**WORK REQUIRED:**
Search the material for the word "true" and copy each line that holds it.

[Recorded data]
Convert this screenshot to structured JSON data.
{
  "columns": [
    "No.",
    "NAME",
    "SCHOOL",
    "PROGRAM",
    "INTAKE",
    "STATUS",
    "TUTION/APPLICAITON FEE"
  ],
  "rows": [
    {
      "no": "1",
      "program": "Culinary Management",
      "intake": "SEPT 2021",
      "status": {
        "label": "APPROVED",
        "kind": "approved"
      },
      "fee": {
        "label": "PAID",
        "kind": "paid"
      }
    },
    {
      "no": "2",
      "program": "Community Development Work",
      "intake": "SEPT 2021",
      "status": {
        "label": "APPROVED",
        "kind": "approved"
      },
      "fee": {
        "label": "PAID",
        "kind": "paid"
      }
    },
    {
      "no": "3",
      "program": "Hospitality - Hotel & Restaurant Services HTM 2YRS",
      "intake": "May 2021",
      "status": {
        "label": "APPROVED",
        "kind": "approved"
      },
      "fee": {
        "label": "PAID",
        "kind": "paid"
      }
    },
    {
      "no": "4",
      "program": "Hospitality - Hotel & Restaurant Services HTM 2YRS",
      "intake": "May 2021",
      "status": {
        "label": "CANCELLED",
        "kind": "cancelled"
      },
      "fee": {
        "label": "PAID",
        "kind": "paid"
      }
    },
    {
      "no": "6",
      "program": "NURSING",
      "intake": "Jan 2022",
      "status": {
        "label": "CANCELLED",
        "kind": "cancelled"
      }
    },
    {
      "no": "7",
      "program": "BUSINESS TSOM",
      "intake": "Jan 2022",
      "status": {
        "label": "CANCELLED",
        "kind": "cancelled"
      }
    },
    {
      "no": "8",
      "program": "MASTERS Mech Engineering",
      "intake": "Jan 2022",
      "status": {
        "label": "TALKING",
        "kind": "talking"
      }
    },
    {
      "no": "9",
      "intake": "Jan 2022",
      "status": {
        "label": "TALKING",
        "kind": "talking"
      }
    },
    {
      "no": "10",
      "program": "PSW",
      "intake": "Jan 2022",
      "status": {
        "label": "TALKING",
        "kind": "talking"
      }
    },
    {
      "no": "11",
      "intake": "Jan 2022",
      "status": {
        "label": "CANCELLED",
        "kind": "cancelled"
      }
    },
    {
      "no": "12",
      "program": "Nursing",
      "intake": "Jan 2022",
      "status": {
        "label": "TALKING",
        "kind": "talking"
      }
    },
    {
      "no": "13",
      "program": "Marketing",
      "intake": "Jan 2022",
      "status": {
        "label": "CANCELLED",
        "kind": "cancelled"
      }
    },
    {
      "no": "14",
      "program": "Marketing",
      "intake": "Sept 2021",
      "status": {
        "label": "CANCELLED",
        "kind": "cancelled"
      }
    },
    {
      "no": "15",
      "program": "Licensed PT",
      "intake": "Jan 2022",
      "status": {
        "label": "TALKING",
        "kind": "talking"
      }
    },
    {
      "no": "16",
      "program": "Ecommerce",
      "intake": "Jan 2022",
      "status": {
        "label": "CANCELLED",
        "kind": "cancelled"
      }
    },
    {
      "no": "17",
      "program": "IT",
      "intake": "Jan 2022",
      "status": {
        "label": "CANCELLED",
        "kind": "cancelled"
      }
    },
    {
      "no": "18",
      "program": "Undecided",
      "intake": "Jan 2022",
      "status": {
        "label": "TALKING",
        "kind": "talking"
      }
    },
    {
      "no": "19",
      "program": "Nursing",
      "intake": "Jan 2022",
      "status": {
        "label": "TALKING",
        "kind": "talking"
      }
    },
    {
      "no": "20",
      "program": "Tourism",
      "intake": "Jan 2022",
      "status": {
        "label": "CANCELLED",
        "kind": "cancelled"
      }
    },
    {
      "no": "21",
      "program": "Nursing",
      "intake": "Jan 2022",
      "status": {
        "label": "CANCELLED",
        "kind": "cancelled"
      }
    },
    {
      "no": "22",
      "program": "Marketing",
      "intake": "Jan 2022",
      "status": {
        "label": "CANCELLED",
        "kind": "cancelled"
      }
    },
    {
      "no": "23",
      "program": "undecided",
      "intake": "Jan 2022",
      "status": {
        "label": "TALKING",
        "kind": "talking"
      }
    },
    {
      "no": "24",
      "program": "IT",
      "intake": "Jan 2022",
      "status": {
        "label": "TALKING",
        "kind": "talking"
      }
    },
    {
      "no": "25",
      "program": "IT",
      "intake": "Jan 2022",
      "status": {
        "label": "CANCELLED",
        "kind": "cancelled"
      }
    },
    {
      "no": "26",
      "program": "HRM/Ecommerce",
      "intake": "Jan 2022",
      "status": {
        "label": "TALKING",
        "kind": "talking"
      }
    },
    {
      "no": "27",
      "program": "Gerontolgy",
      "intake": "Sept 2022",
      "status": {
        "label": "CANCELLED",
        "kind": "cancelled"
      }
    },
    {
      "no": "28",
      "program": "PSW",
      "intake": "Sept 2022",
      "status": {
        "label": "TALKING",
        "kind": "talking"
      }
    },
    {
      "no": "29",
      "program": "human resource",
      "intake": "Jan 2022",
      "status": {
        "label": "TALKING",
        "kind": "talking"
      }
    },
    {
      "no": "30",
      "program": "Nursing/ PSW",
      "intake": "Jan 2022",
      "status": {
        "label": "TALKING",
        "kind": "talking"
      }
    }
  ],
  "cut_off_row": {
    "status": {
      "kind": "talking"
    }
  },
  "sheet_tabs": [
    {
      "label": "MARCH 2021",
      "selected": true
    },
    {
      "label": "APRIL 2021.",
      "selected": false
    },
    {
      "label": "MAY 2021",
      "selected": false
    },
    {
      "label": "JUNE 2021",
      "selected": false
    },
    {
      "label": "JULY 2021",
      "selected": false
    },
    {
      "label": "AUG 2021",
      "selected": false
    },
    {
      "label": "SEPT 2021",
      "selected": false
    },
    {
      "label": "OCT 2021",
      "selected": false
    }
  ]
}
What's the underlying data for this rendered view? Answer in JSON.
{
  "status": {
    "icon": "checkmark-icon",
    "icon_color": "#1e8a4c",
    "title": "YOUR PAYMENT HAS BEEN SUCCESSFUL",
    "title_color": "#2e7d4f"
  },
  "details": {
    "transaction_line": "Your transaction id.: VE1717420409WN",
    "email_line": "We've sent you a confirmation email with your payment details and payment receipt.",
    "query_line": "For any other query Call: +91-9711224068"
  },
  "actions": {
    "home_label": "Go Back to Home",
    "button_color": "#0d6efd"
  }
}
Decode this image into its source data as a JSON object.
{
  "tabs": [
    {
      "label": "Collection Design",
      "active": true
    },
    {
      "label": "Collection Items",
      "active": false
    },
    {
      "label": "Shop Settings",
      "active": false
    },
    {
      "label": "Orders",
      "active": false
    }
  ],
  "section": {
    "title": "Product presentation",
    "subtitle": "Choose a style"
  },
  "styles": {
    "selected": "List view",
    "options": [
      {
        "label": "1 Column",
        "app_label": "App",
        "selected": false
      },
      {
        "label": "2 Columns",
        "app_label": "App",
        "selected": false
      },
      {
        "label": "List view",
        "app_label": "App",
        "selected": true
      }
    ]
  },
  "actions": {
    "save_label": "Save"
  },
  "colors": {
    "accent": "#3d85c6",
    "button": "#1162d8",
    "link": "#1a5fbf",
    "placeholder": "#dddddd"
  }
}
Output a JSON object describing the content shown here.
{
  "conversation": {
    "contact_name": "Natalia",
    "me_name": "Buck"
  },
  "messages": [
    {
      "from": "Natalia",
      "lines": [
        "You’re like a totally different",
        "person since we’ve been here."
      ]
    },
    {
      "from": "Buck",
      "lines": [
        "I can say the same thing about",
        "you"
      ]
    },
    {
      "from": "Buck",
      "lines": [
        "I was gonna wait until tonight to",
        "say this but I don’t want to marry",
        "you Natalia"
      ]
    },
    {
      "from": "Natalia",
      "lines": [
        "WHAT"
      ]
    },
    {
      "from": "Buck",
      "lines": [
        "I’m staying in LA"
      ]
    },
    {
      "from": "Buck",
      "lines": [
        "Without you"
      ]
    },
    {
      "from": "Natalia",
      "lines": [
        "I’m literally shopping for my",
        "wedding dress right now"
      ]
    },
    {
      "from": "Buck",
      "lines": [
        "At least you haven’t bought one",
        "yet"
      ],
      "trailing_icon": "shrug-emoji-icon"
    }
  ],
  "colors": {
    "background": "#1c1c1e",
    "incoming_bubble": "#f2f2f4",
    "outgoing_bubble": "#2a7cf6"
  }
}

**TASK RESPONSE:**
      "selected": true
      "active": true
        "selected": true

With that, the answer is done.